WORK REQUIRED – Look through the material below. Copy each line that contains the string "approximately".

SUPPLIED DATA –
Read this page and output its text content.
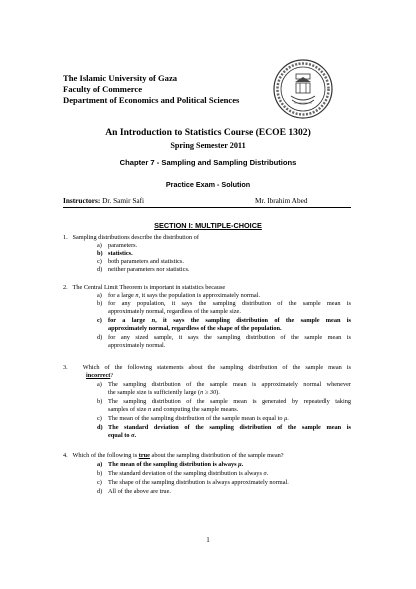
The Islamic University of Gaza
Faculty of Commerce
Department of Economics and Political Sciences
An Introduction to Statistics Course (ECOE 1302)
Spring Semester 2011
Chapter 7 - Sampling and Sampling Distributions
Practice Exam - Solution
Instructors: Dr. Samir Safi	Mr. Ibrahim Abed
SECTION I: MULTIPLE-CHOICE
1. Sampling distributions describe the distribution of
a) parameters.
b) statistics.
c) both parameters and statistics.
d) neither parameters nor statistics.
2. The Central Limit Theorem is important in statistics because
a) for a large n, it says the population is approximately normal.
b) for any population, it says the sampling distribution of the sample mean is
approximately normal, regardless of the sample size.
c) for a large n, it says the sampling distribution of the sample mean is
approximately normal, regardless of the shape of the population.
d) for any sized sample, it says the sampling distribution of the sample mean is
approximately normal.
3. Which of the following statements about the sampling distribution of the sample mean is
incorrect?
a) The sampling distribution of the sample mean is approximately normal whenever
the sample size is sufficiently large (n ≥ 30).
b) The sampling distribution of the sample mean is generated by repeatedly taking
samples of size n and computing the sample means.
c) The mean of the sampling distribution of the sample mean is equal to μ.
d) The standard deviation of the sampling distribution of the sample mean is
equal to σ.
4. Which of the following is true about the sampling distribution of the sample mean?
a) The mean of the sampling distribution is always μ.
b) The standard deviation of the sampling distribution is always σ.
c) The shape of the sampling distribution is always approximately normal.
d) All of the above are true.
1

WRITTEN ANSWER –
a) for a large n, it says the population is approximately normal.
approximately normal, regardless of the sample size.
approximately normal, regardless of the shape of the population.
approximately normal.
a) The sampling distribution of the sample mean is approximately normal whenever
c) The shape of the sampling distribution is always approximately normal.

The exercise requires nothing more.